## AIM
In the entries below, find the lines that contain the word "JSON" and copy them.

+++ INPUT MATERIAL +++

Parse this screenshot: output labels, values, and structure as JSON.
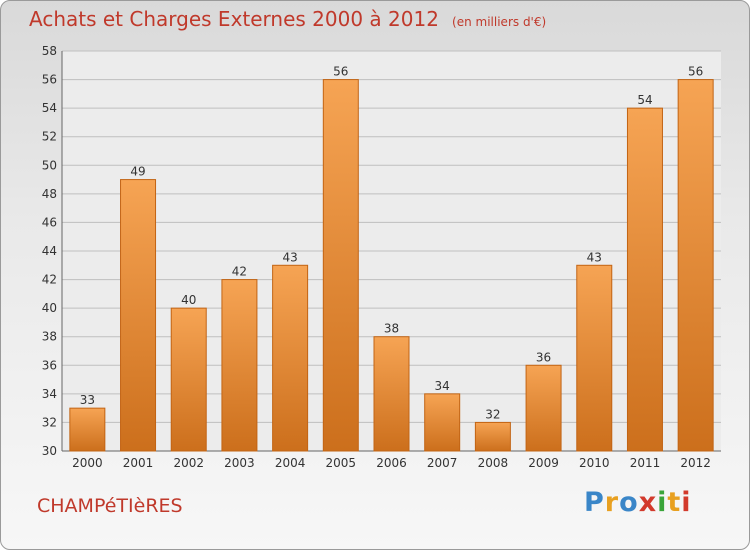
{
  "title": "Achats et Charges Externes 2000 à 2012",
  "unit": "(en milliers d'€)",
  "commune": "CHAMPéTIèRES",
  "logo": {
    "letters": [
      "P",
      "r",
      "o",
      "x",
      "i",
      "t",
      "i"
    ]
  },
  "colors": {
    "title": "#c0392b",
    "bar_light": "#f6a454",
    "bar_dark": "#cc6f1c",
    "grid": "#bfbfbf"
  },
  "chart_data": {
    "type": "bar",
    "title": "Achats et Charges Externes 2000 à 2012",
    "subtitle": "(en milliers d'€)",
    "categories": [
      "2000",
      "2001",
      "2002",
      "2003",
      "2004",
      "2005",
      "2006",
      "2007",
      "2008",
      "2009",
      "2010",
      "2011",
      "2012"
    ],
    "values": [
      33,
      49,
      40,
      42,
      43,
      56,
      38,
      34,
      32,
      36,
      43,
      54,
      56
    ],
    "ylim": [
      30,
      58
    ],
    "yticks": [
      30,
      32,
      34,
      36,
      38,
      40,
      42,
      44,
      46,
      48,
      50,
      52,
      54,
      56,
      58
    ],
    "grid": true,
    "data_labels": true
  }
}
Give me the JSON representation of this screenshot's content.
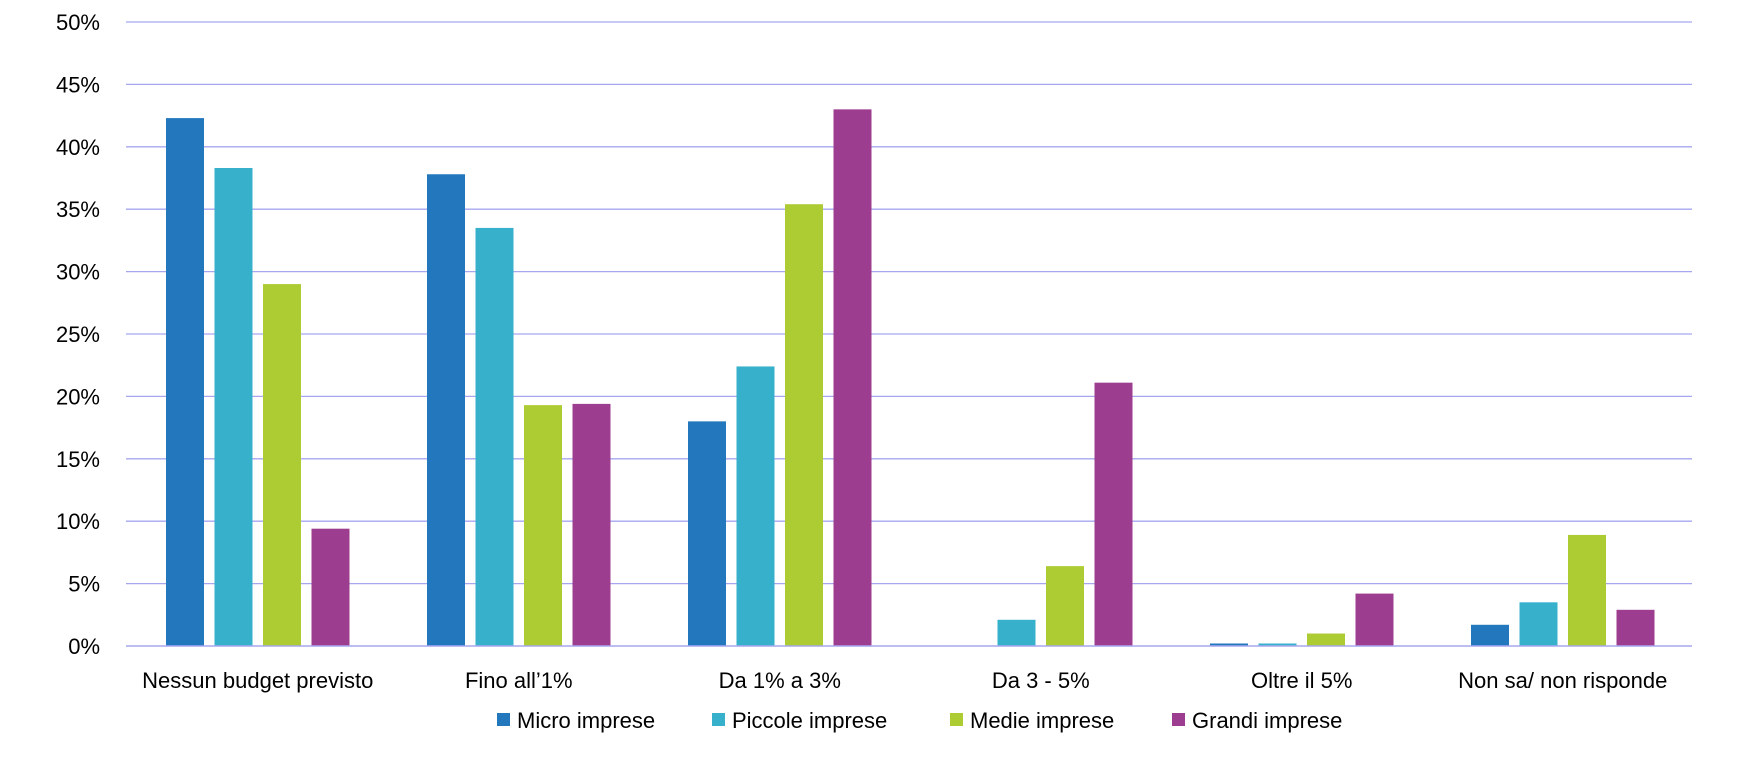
{
  "chart_data": {
    "type": "bar",
    "title": "",
    "xlabel": "",
    "ylabel": "",
    "ylim": [
      0,
      50
    ],
    "y_ticks": [
      0,
      5,
      10,
      15,
      20,
      25,
      30,
      35,
      40,
      45,
      50
    ],
    "y_tick_suffix": "%",
    "grid": true,
    "grid_color": "#a7a7f0",
    "legend_position": "bottom",
    "categories": [
      "Nessun budget previsto",
      "Fino all’1%",
      "Da 1% a 3%",
      "Da 3 - 5%",
      "Oltre il 5%",
      "Non sa/ non risponde"
    ],
    "series": [
      {
        "name": "Micro imprese",
        "color": "#2277bd",
        "values": [
          42.3,
          37.8,
          18.0,
          0.0,
          0.2,
          1.7
        ]
      },
      {
        "name": "Piccole imprese",
        "color": "#37b0cb",
        "values": [
          38.3,
          33.5,
          22.4,
          2.1,
          0.2,
          3.5
        ]
      },
      {
        "name": "Medie imprese",
        "color": "#adcb33",
        "values": [
          29.0,
          19.3,
          35.4,
          6.4,
          1.0,
          8.9
        ]
      },
      {
        "name": "Grandi imprese",
        "color": "#9d3d8f",
        "values": [
          9.4,
          19.4,
          43.0,
          21.1,
          4.2,
          2.9
        ]
      }
    ]
  }
}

+++

## WRITTEN ANSWER
Parse this screenshot: output labels, values, and structure as JSON.
Give me the JSON representation of this screenshot's content.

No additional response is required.